- WHAT IS EXPECTED:
Omit every picture and write out the rest of the records exactly.

(Stored data)
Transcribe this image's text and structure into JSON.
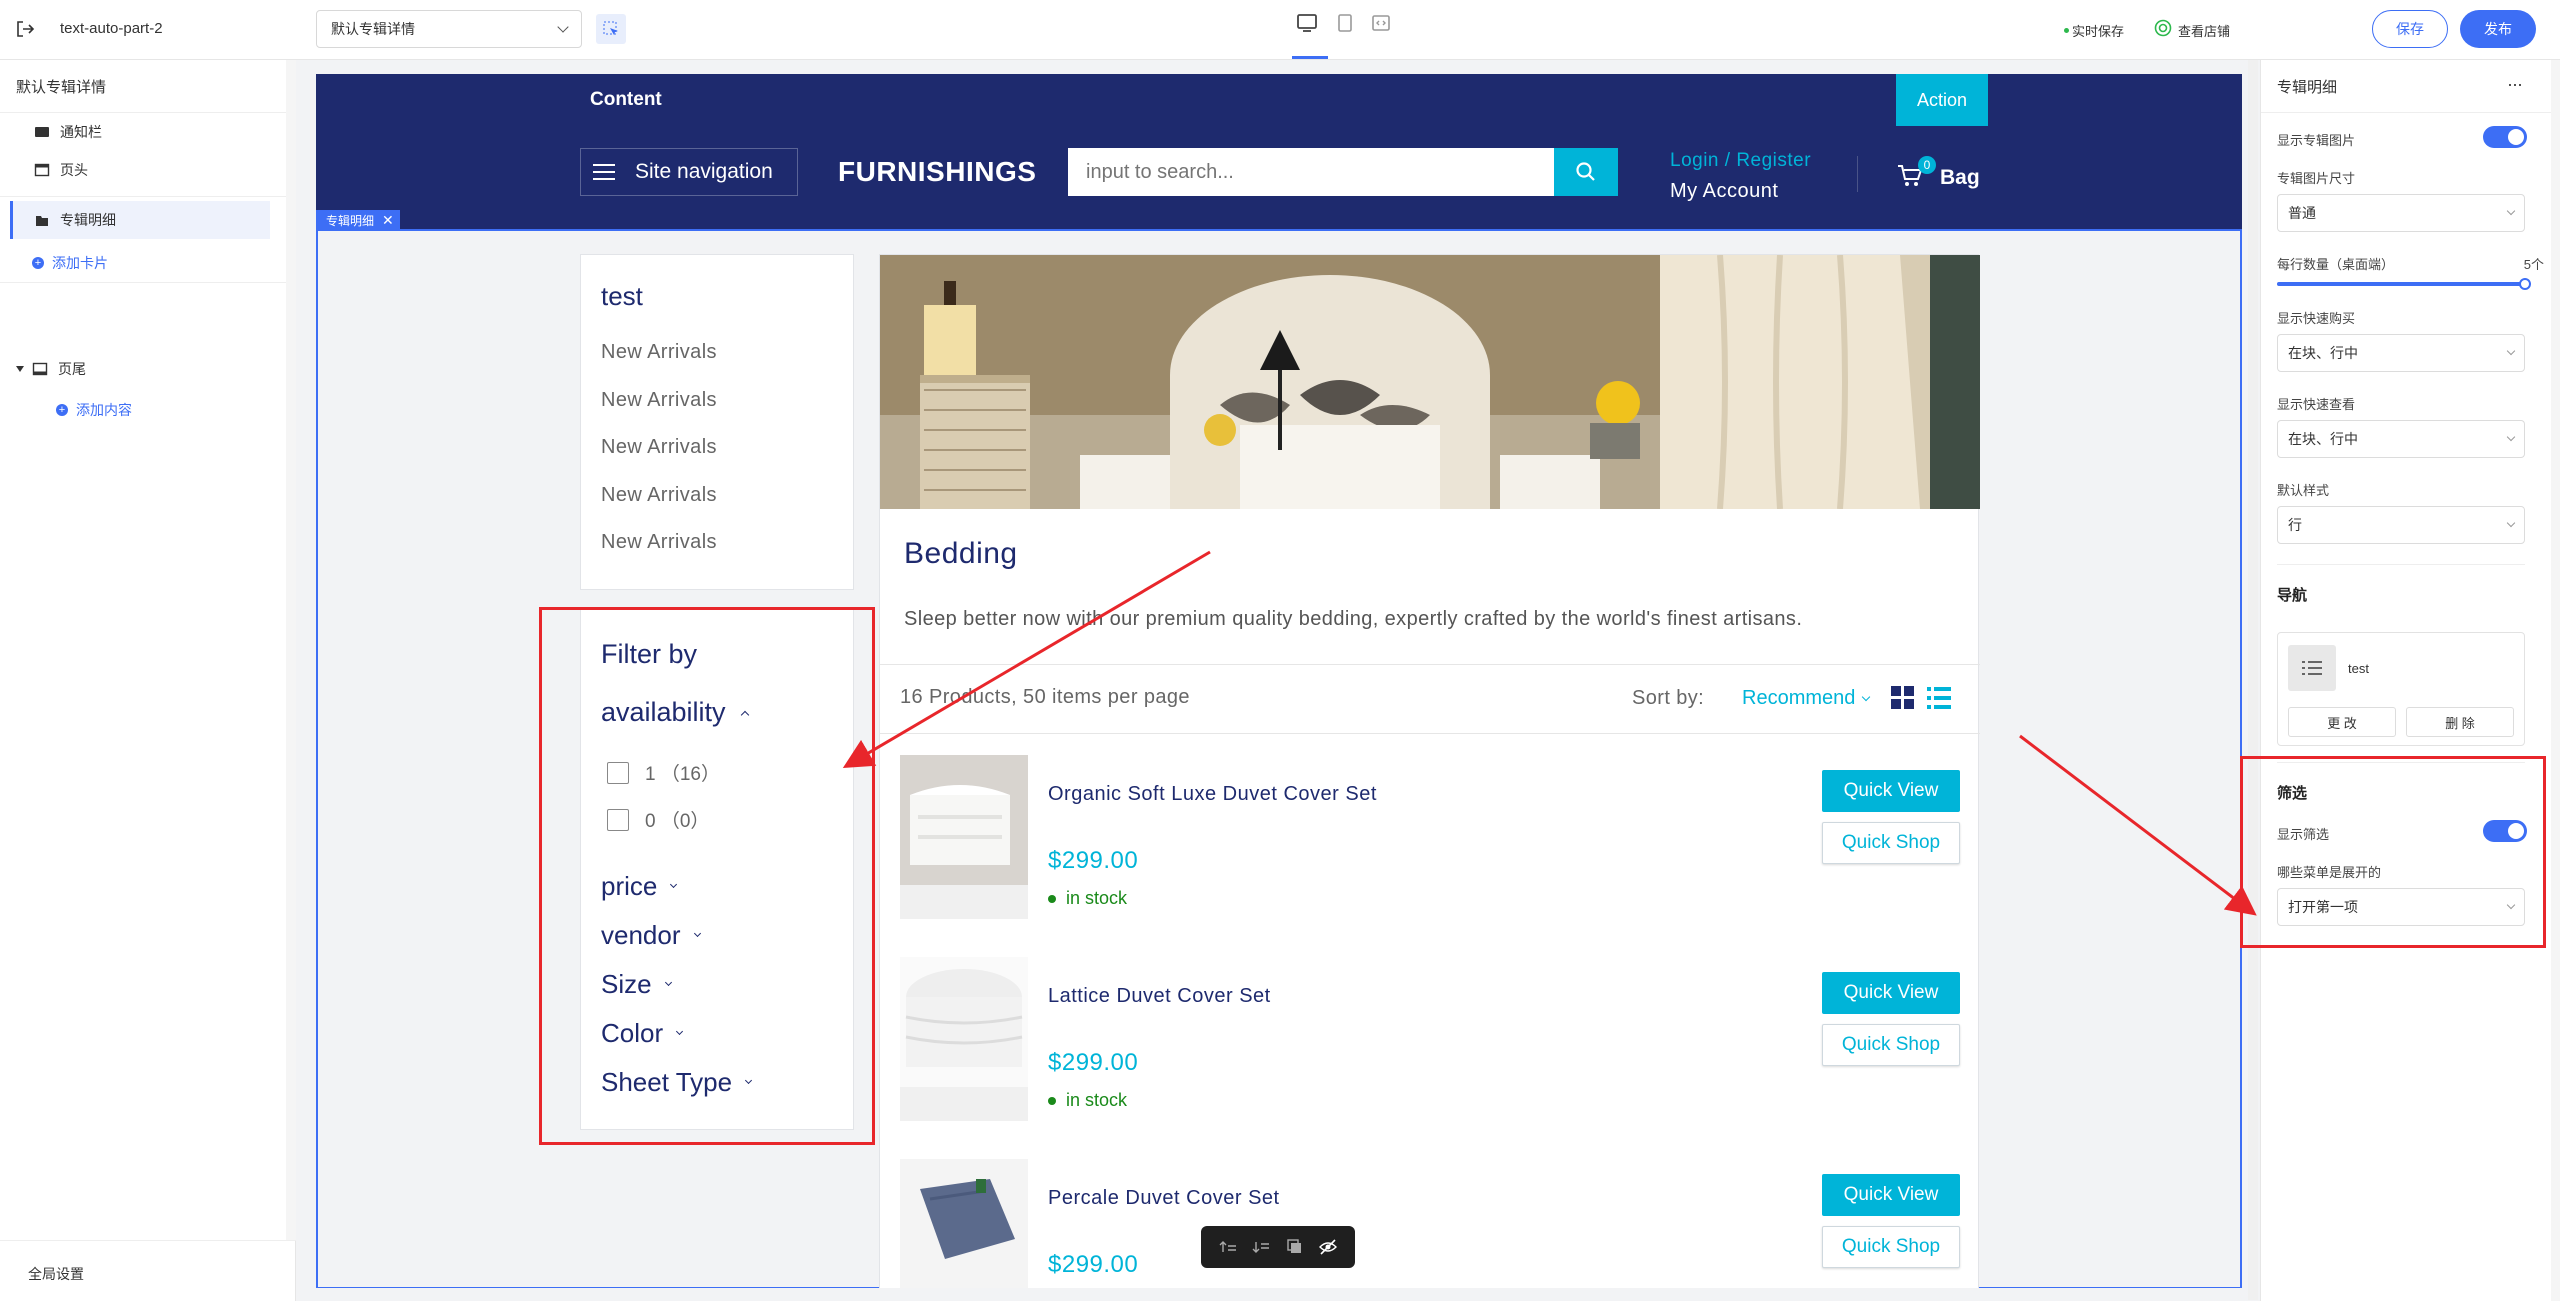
{
  "toolbar": {
    "project_name": "text-auto-part-2",
    "template_select": "默认专辑详情",
    "realtime_save": "实时保存",
    "view_store": "查看店铺",
    "save_label": "保存",
    "publish_label": "发布"
  },
  "left_panel": {
    "title": "默认专辑详情",
    "items": [
      {
        "label": "通知栏"
      },
      {
        "label": "页头"
      },
      {
        "label": "专辑明细"
      }
    ],
    "add_card": "添加卡片",
    "footer_group": "页尾",
    "add_content": "添加内容",
    "global_settings": "全局设置"
  },
  "store": {
    "announcement": "Content",
    "action_label": "Action",
    "site_nav": "Site navigation",
    "brand": "FURNISHINGS",
    "search_placeholder": "input to search...",
    "login_register": "Login / Register",
    "my_account": "My Account",
    "cart_count": "0",
    "bag_label": "Bag",
    "section_tag": "专辑明细",
    "sidebar_title": "test",
    "sidebar_links": [
      "New Arrivals",
      "New Arrivals",
      "New Arrivals",
      "New Arrivals",
      "New Arrivals"
    ],
    "filter_title_1": "Filter by",
    "filter_title_2": "availability",
    "availability_options": [
      {
        "label": "1 （16）",
        "checked": false
      },
      {
        "label": "0 （0）",
        "checked": false
      }
    ],
    "filters": [
      "price",
      "vendor",
      "Size",
      "Color",
      "Sheet Type"
    ],
    "collection_title": "Bedding",
    "collection_desc": "Sleep better now with our premium quality bedding, expertly crafted by the world's finest artisans.",
    "product_count": "16 Products, 50 items per page",
    "sort_label": "Sort by:",
    "sort_value": "Recommend",
    "products": [
      {
        "name": "Organic Soft Luxe Duvet Cover Set",
        "price": "$299.00",
        "stock": "in stock"
      },
      {
        "name": "Lattice Duvet Cover Set",
        "price": "$299.00",
        "stock": "in stock"
      },
      {
        "name": "Percale Duvet Cover Set",
        "price": "$299.00",
        "stock": ""
      }
    ],
    "quick_view": "Quick View",
    "quick_shop": "Quick Shop"
  },
  "right_panel": {
    "title": "专辑明细",
    "show_image": "显示专辑图片",
    "image_size": "专辑图片尺寸",
    "image_size_value": "普通",
    "per_row": "每行数量（桌面端）",
    "per_row_value": "5个",
    "per_row_level": 1.0,
    "quick_buy": "显示快速购买",
    "quick_buy_value": "在块、行中",
    "quick_view": "显示快速查看",
    "quick_view_value": "在块、行中",
    "default_style": "默认样式",
    "default_style_value": "行",
    "nav_heading": "导航",
    "nav_item": "test",
    "nav_edit": "更 改",
    "nav_delete": "删 除",
    "filter_heading": "筛选",
    "show_filter": "显示筛选",
    "expanded_menus": "哪些菜单是展开的",
    "expanded_value": "打开第一项"
  },
  "colors": {
    "accent": "#3d6ef5",
    "store_navy": "#1e2a6e",
    "cyan": "#00b4d8",
    "annotation_red": "#e8262b"
  }
}
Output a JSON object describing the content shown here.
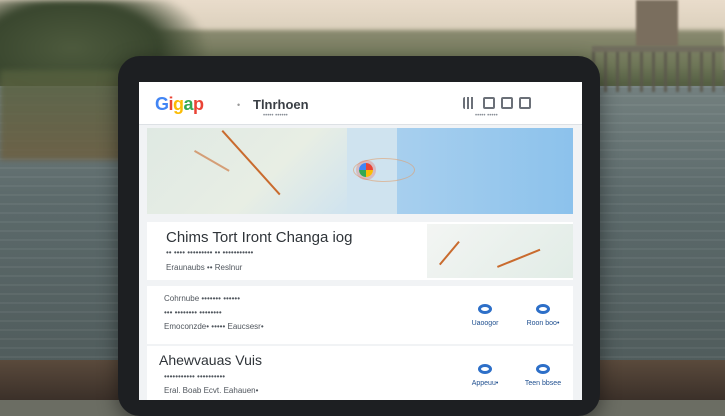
{
  "app": {
    "logo": [
      "G",
      "i",
      "g",
      "a",
      "p"
    ],
    "logo_dot": "•",
    "title": "Tlnrhoen",
    "subtitle": "••••• ••••••",
    "status_sub": "••••• •••••"
  },
  "colors": {
    "accent": "#2d6fc8",
    "map_route": "#c96b2e"
  },
  "card": {
    "title": "Chims Tort Iront Changa iog",
    "line1": "•• •••• ••••••••• •• •••••••••••",
    "line2": "Eraunaubs •• Reslnur"
  },
  "rows": [
    {
      "line1": "Cohrnube ••••••• ••••••",
      "line2": "••• •••••••• ••••••••",
      "line3": "Emoconzde• ••••• Eaucsesr•",
      "action1": "Uaoogor",
      "action2": "Roon boo•"
    },
    {
      "heading": "Ahewvauas Vuis",
      "line2": "••••••••••• ••••••••••",
      "line3": "Eral. Boab Ecvt. Eahauen•",
      "action1": "Appeuu•",
      "action2": "Teen bbsee"
    }
  ]
}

- CORRECT RESPONSE:
Transcribe this image's text and structure into JSON.
{
  "toolbar": {
    "project_name": "text-auto-part-2",
    "template_select": "默认专辑详情",
    "realtime_save": "实时保存",
    "view_store": "查看店铺",
    "save_label": "保存",
    "publish_label": "发布"
  },
  "left_panel": {
    "title": "默认专辑详情",
    "items": [
      {
        "label": "通知栏"
      },
      {
        "label": "页头"
      },
      {
        "label": "专辑明细"
      }
    ],
    "add_card": "添加卡片",
    "footer_group": "页尾",
    "add_content": "添加内容",
    "global_settings": "全局设置"
  },
  "store": {
    "announcement": "Content",
    "action_label": "Action",
    "site_nav": "Site navigation",
    "brand": "FURNISHINGS",
    "search_placeholder": "input to search...",
    "login_register": "Login / Register",
    "my_account": "My Account",
    "cart_count": "0",
    "bag_label": "Bag",
    "section_tag": "专辑明细",
    "sidebar_title": "test",
    "sidebar_links": [
      "New Arrivals",
      "New Arrivals",
      "New Arrivals",
      "New Arrivals",
      "New Arrivals"
    ],
    "filter_title_1": "Filter by",
    "filter_title_2": "availability",
    "availability_options": [
      {
        "label": "1 （16）",
        "checked": false
      },
      {
        "label": "0 （0）",
        "checked": false
      }
    ],
    "filters": [
      "price",
      "vendor",
      "Size",
      "Color",
      "Sheet Type"
    ],
    "collection_title": "Bedding",
    "collection_desc": "Sleep better now with our premium quality bedding, expertly crafted by the world's finest artisans.",
    "product_count": "16 Products, 50 items per page",
    "sort_label": "Sort by:",
    "sort_value": "Recommend",
    "products": [
      {
        "name": "Organic Soft Luxe Duvet Cover Set",
        "price": "$299.00",
        "stock": "in stock"
      },
      {
        "name": "Lattice Duvet Cover Set",
        "price": "$299.00",
        "stock": "in stock"
      },
      {
        "name": "Percale Duvet Cover Set",
        "price": "$299.00",
        "stock": ""
      }
    ],
    "quick_view": "Quick View",
    "quick_shop": "Quick Shop"
  },
  "right_panel": {
    "title": "专辑明细",
    "show_image": "显示专辑图片",
    "image_size": "专辑图片尺寸",
    "image_size_value": "普通",
    "per_row": "每行数量（桌面端）",
    "per_row_value": "5个",
    "per_row_level": 1.0,
    "quick_buy": "显示快速购买",
    "quick_buy_value": "在块、行中",
    "quick_view": "显示快速查看",
    "quick_view_value": "在块、行中",
    "default_style": "默认样式",
    "default_style_value": "行",
    "nav_heading": "导航",
    "nav_item": "test",
    "nav_edit": "更 改",
    "nav_delete": "删 除",
    "filter_heading": "筛选",
    "show_filter": "显示筛选",
    "expanded_menus": "哪些菜单是展开的",
    "expanded_value": "打开第一项"
  },
  "colors": {
    "accent": "#3d6ef5",
    "store_navy": "#1e2a6e",
    "cyan": "#00b4d8",
    "annotation_red": "#e8262b"
  }
}
Output a JSON object describing the content shown here.
{
  "app": {
    "logo": [
      "G",
      "i",
      "g",
      "a",
      "p"
    ],
    "logo_dot": "•",
    "title": "Tlnrhoen",
    "subtitle": "••••• ••••••",
    "status_sub": "••••• •••••"
  },
  "colors": {
    "accent": "#2d6fc8",
    "map_route": "#c96b2e"
  },
  "card": {
    "title": "Chims Tort Iront Changa iog",
    "line1": "•• •••• ••••••••• •• •••••••••••",
    "line2": "Eraunaubs •• Reslnur"
  },
  "rows": [
    {
      "line1": "Cohrnube ••••••• ••••••",
      "line2": "••• •••••••• ••••••••",
      "line3": "Emoconzde• ••••• Eaucsesr•",
      "action1": "Uaoogor",
      "action2": "Roon boo•"
    },
    {
      "heading": "Ahewvauas Vuis",
      "line2": "••••••••••• ••••••••••",
      "line3": "Eral. Boab Ecvt. Eahauen•",
      "action1": "Appeuu•",
      "action2": "Teen bbsee"
    }
  ]
}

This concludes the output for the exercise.